▶ GIVEN PROBLEM:
Every line below that contains "Soil" is to be copied.

Stored entries
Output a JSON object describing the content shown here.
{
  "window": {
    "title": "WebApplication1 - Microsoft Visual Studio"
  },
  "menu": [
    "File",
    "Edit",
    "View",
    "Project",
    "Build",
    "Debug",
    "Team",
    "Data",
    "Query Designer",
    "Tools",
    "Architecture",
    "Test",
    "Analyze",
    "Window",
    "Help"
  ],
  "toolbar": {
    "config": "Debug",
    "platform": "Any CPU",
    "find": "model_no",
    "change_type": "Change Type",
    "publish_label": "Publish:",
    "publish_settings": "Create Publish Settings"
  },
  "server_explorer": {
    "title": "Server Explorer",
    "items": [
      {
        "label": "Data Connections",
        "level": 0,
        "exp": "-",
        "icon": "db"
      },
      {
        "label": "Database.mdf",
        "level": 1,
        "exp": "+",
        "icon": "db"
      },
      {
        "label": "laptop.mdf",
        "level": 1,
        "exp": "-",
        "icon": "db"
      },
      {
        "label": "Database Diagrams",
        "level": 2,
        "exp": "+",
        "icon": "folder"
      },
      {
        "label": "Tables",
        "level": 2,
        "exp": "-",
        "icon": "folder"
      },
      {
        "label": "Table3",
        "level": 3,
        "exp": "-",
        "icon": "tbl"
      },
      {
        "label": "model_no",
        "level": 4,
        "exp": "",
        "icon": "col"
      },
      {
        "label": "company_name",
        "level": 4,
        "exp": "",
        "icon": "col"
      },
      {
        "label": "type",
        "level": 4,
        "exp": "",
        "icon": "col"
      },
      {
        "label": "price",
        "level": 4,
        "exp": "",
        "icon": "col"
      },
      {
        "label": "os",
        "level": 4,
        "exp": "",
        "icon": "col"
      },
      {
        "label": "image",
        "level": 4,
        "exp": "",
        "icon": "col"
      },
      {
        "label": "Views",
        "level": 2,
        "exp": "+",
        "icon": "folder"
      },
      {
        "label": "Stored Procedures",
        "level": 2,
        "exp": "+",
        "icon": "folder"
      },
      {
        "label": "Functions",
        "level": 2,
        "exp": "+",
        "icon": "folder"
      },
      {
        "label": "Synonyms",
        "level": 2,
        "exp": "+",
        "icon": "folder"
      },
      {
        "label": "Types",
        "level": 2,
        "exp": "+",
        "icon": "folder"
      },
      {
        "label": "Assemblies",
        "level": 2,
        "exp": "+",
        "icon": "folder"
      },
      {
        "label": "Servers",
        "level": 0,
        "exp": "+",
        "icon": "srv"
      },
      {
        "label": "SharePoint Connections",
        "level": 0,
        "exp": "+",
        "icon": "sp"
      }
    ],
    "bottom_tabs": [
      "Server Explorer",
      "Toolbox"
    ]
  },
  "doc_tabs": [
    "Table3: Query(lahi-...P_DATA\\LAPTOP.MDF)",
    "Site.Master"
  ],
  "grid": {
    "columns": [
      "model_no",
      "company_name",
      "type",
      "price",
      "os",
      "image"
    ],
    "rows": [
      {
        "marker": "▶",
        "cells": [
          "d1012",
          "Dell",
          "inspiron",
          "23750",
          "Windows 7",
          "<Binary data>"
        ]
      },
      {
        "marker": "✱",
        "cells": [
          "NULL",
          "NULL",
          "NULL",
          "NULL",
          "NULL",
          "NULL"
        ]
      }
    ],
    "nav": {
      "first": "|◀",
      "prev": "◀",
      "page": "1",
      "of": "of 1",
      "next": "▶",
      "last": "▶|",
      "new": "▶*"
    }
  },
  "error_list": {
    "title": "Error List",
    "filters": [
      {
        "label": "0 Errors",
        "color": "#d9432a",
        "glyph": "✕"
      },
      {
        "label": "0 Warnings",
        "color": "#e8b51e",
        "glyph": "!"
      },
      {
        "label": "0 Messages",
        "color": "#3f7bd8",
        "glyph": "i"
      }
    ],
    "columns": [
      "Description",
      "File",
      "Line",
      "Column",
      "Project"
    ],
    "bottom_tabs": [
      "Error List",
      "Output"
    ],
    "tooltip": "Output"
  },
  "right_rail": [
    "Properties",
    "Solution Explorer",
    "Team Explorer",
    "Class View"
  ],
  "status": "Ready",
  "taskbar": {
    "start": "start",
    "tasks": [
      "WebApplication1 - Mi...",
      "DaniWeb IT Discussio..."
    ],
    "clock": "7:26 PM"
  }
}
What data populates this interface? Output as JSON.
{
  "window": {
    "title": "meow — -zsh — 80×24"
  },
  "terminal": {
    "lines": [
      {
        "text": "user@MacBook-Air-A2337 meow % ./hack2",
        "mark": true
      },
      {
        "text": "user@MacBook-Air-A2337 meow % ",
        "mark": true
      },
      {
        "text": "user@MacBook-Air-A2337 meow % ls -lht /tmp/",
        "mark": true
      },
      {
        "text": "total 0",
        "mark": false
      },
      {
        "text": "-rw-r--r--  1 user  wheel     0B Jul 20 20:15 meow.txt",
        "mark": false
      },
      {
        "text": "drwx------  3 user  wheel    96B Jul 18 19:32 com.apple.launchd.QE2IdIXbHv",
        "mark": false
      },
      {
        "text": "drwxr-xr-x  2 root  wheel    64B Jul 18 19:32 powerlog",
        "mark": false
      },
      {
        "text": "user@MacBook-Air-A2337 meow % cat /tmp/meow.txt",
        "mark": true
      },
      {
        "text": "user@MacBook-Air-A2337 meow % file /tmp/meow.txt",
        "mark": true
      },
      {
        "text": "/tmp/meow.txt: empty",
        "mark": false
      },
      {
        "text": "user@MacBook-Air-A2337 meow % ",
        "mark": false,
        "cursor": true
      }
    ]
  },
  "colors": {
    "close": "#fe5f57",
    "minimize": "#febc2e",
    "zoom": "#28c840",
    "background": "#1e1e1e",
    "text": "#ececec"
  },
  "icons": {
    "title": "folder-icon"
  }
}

---

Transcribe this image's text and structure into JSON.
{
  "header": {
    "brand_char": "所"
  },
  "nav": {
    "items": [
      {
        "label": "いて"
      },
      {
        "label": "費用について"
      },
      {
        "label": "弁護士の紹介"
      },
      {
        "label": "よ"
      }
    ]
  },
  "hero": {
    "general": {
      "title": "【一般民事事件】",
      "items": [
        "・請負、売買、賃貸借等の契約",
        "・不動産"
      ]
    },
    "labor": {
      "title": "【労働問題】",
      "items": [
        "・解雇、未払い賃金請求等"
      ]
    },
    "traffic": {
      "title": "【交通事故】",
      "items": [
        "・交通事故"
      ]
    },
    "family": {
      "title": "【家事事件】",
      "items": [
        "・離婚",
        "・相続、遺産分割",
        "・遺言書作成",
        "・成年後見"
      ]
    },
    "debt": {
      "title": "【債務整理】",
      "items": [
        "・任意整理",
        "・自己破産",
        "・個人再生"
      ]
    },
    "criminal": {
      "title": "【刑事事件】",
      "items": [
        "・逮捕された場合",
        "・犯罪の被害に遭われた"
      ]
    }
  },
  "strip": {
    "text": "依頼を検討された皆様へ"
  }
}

==

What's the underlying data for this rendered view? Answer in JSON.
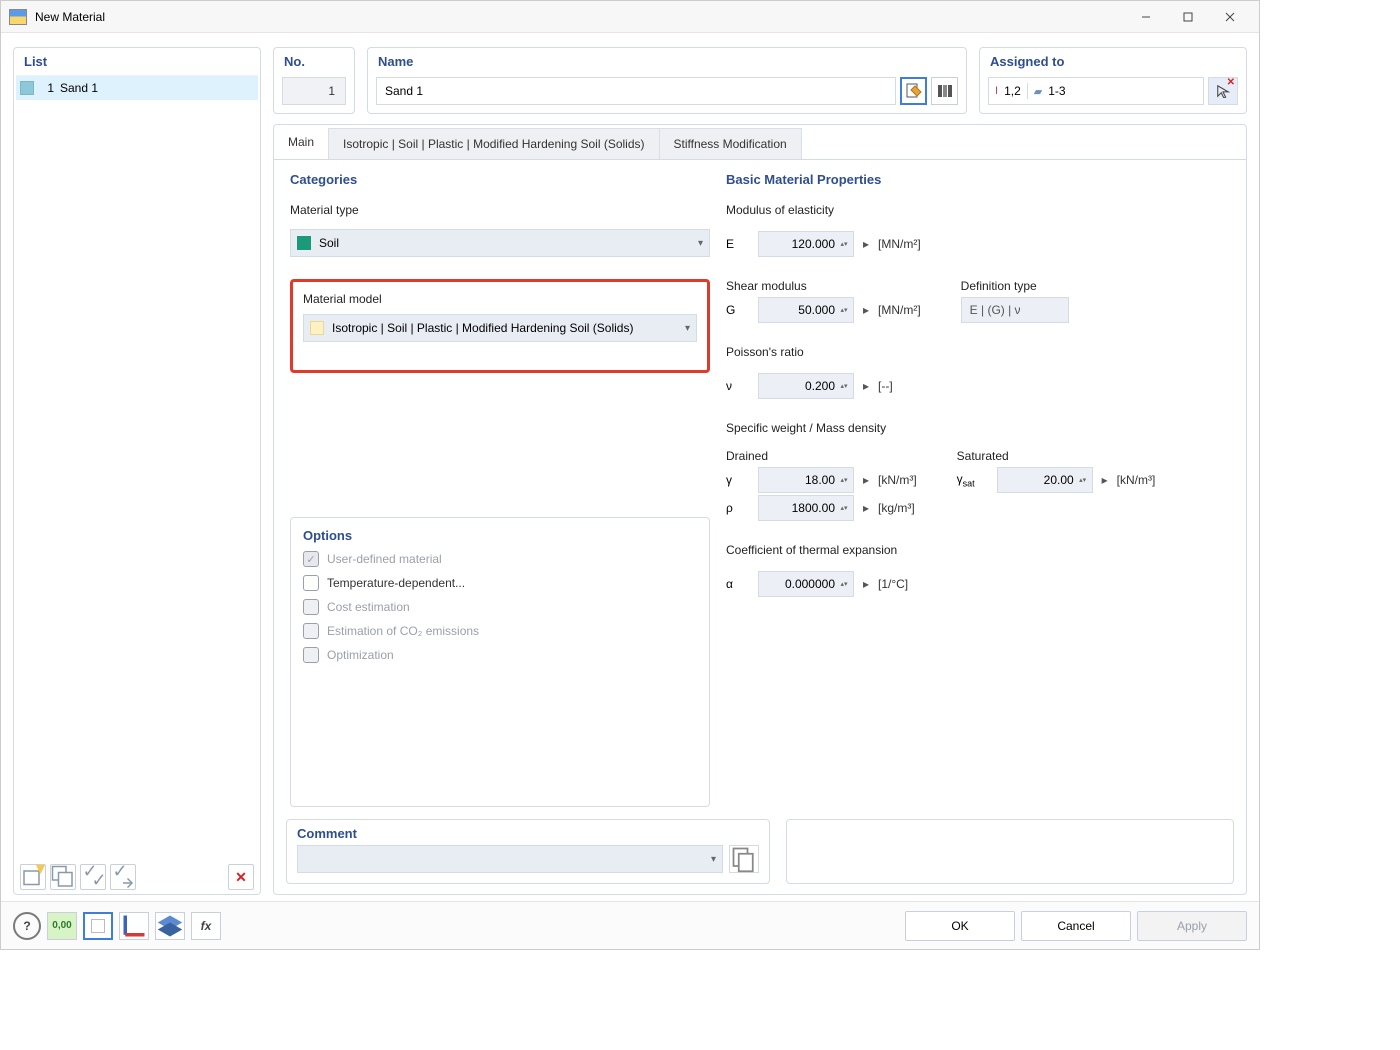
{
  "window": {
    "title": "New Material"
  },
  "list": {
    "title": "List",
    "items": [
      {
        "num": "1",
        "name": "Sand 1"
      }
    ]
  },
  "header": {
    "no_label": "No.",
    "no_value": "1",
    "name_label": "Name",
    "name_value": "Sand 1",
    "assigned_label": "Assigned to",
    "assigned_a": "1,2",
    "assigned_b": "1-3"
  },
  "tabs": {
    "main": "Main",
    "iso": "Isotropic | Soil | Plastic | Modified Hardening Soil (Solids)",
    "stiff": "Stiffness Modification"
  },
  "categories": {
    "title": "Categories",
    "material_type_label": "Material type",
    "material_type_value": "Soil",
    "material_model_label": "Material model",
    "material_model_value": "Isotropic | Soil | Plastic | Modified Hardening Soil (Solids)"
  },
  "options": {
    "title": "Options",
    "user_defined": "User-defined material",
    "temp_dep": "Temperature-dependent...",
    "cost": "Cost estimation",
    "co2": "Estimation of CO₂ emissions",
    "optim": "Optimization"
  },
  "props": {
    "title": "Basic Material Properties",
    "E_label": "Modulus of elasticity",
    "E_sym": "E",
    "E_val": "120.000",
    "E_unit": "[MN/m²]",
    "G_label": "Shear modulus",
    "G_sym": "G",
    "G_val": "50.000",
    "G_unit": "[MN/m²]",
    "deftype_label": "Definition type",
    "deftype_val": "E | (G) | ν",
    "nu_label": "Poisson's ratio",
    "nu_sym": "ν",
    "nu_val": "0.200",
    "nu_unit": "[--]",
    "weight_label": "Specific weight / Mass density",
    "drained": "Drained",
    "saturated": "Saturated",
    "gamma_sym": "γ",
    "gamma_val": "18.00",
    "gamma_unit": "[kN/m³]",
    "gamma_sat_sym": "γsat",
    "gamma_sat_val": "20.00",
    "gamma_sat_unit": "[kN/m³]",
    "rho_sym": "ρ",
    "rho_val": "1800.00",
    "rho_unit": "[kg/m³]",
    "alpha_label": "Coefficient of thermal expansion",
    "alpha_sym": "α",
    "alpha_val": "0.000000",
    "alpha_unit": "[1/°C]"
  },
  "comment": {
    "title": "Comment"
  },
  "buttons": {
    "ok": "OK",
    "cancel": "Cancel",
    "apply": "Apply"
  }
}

▶ SOLUTION:
    "iso": "Isotropic | Soil | Plastic | Modified Hardening Soil (Solids)",
    "material_type_value": "Soil",
    "material_model_value": "Isotropic | Soil | Plastic | Modified Hardening Soil (Solids)"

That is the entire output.